THE TASK >> Every record should be copied exactly, except that pictures are to be omitted.

Start of ITEMS

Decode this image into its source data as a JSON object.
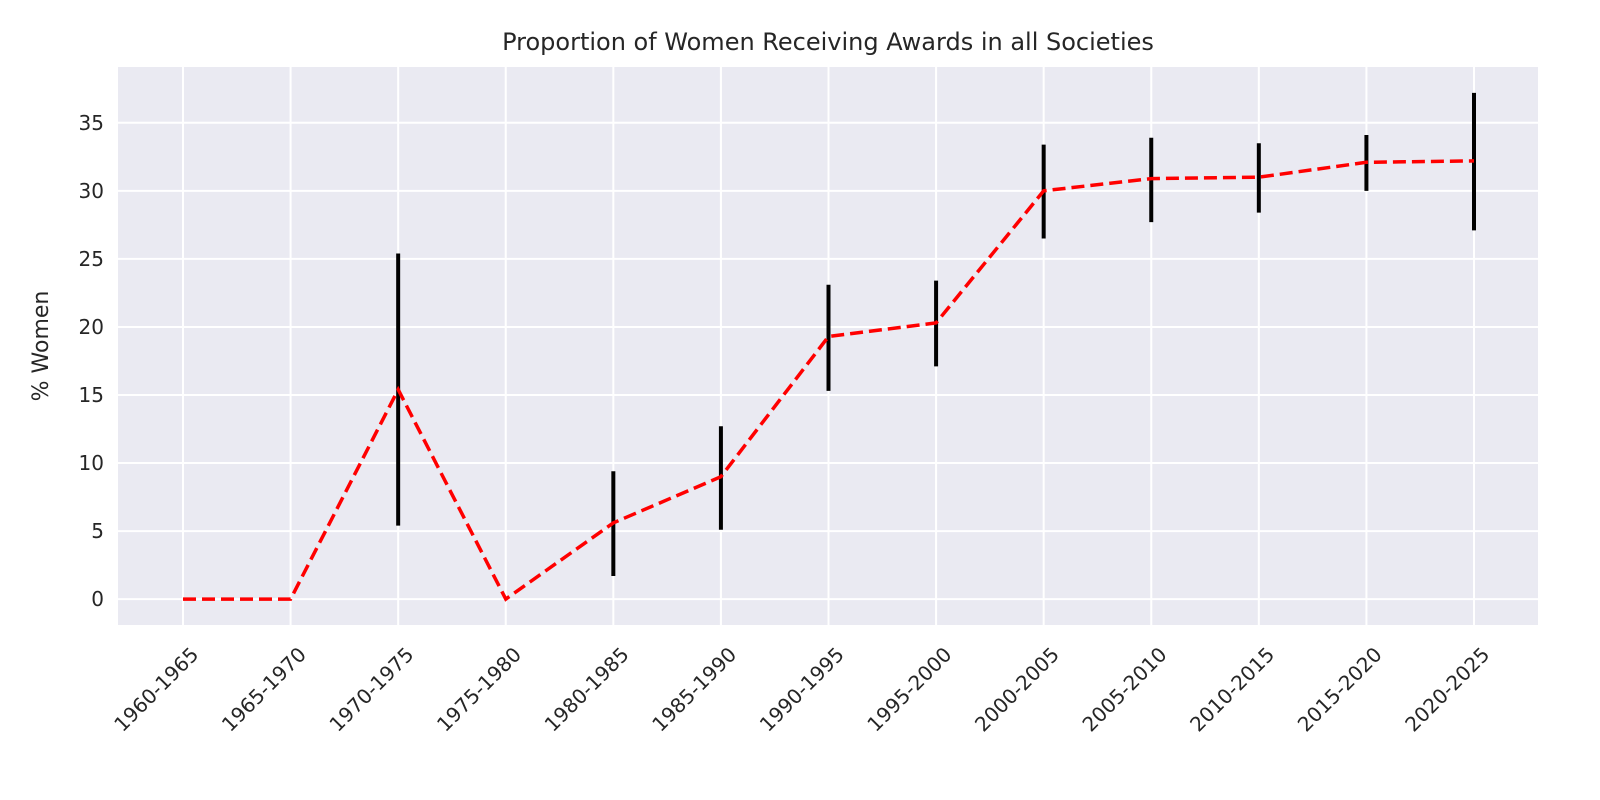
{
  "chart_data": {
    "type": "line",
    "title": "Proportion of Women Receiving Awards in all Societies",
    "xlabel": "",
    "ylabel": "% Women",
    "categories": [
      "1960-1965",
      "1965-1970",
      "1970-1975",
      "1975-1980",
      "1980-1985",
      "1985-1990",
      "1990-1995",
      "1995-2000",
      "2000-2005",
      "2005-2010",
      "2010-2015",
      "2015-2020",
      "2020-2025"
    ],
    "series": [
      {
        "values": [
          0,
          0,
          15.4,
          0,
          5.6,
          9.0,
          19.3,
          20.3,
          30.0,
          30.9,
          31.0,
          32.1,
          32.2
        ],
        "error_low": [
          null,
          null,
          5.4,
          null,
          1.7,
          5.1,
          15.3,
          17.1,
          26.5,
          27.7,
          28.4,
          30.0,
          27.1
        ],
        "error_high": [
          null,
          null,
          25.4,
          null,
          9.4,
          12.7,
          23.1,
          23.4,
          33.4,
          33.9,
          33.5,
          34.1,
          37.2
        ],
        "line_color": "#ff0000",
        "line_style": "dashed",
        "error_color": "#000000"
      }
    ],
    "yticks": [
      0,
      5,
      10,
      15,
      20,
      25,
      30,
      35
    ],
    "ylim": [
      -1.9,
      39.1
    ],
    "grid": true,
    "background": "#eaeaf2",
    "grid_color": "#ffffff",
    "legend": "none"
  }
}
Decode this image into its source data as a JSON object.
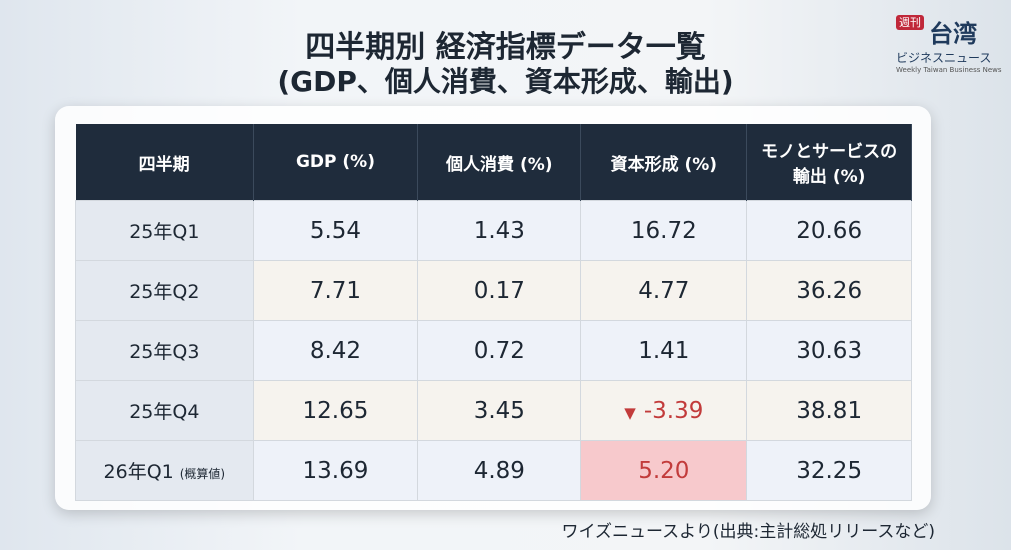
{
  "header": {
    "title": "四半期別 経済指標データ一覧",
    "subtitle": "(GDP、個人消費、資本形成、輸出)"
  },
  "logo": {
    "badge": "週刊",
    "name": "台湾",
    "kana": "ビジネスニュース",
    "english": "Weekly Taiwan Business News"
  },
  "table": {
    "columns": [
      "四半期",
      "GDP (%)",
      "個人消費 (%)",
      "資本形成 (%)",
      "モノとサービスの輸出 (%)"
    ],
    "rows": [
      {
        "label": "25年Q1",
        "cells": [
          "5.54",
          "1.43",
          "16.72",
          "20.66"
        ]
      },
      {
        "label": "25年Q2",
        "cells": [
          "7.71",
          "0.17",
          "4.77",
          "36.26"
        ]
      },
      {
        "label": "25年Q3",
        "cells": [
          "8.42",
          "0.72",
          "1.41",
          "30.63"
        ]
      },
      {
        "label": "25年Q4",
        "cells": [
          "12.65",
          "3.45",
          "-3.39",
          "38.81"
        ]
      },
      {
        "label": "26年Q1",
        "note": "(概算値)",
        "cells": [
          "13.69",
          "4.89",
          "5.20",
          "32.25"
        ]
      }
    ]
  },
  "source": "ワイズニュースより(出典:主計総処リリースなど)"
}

End of ITEMS

TASK RESPONSE >>
Decode this image into its source data as a JSON object.
{
  "chart_data": {
    "type": "line",
    "title": "Proportion of Women Receiving Awards in all Societies",
    "xlabel": "",
    "ylabel": "% Women",
    "categories": [
      "1960-1965",
      "1965-1970",
      "1970-1975",
      "1975-1980",
      "1980-1985",
      "1985-1990",
      "1990-1995",
      "1995-2000",
      "2000-2005",
      "2005-2010",
      "2010-2015",
      "2015-2020",
      "2020-2025"
    ],
    "series": [
      {
        "values": [
          0,
          0,
          15.4,
          0,
          5.6,
          9.0,
          19.3,
          20.3,
          30.0,
          30.9,
          31.0,
          32.1,
          32.2
        ],
        "error_low": [
          null,
          null,
          5.4,
          null,
          1.7,
          5.1,
          15.3,
          17.1,
          26.5,
          27.7,
          28.4,
          30.0,
          27.1
        ],
        "error_high": [
          null,
          null,
          25.4,
          null,
          9.4,
          12.7,
          23.1,
          23.4,
          33.4,
          33.9,
          33.5,
          34.1,
          37.2
        ],
        "line_color": "#ff0000",
        "line_style": "dashed",
        "error_color": "#000000"
      }
    ],
    "yticks": [
      0,
      5,
      10,
      15,
      20,
      25,
      30,
      35
    ],
    "ylim": [
      -1.9,
      39.1
    ],
    "grid": true,
    "background": "#eaeaf2",
    "grid_color": "#ffffff",
    "legend": "none"
  }
}
Decode this image into its source data as a JSON object.
{
  "header": {
    "title": "四半期別 経済指標データ一覧",
    "subtitle": "(GDP、個人消費、資本形成、輸出)"
  },
  "logo": {
    "badge": "週刊",
    "name": "台湾",
    "kana": "ビジネスニュース",
    "english": "Weekly Taiwan Business News"
  },
  "table": {
    "columns": [
      "四半期",
      "GDP (%)",
      "個人消費 (%)",
      "資本形成 (%)",
      "モノとサービスの輸出 (%)"
    ],
    "rows": [
      {
        "label": "25年Q1",
        "cells": [
          "5.54",
          "1.43",
          "16.72",
          "20.66"
        ]
      },
      {
        "label": "25年Q2",
        "cells": [
          "7.71",
          "0.17",
          "4.77",
          "36.26"
        ]
      },
      {
        "label": "25年Q3",
        "cells": [
          "8.42",
          "0.72",
          "1.41",
          "30.63"
        ]
      },
      {
        "label": "25年Q4",
        "cells": [
          "12.65",
          "3.45",
          "-3.39",
          "38.81"
        ]
      },
      {
        "label": "26年Q1",
        "note": "(概算値)",
        "cells": [
          "13.69",
          "4.89",
          "5.20",
          "32.25"
        ]
      }
    ]
  },
  "source": "ワイズニュースより(出典:主計総処リリースなど)"
}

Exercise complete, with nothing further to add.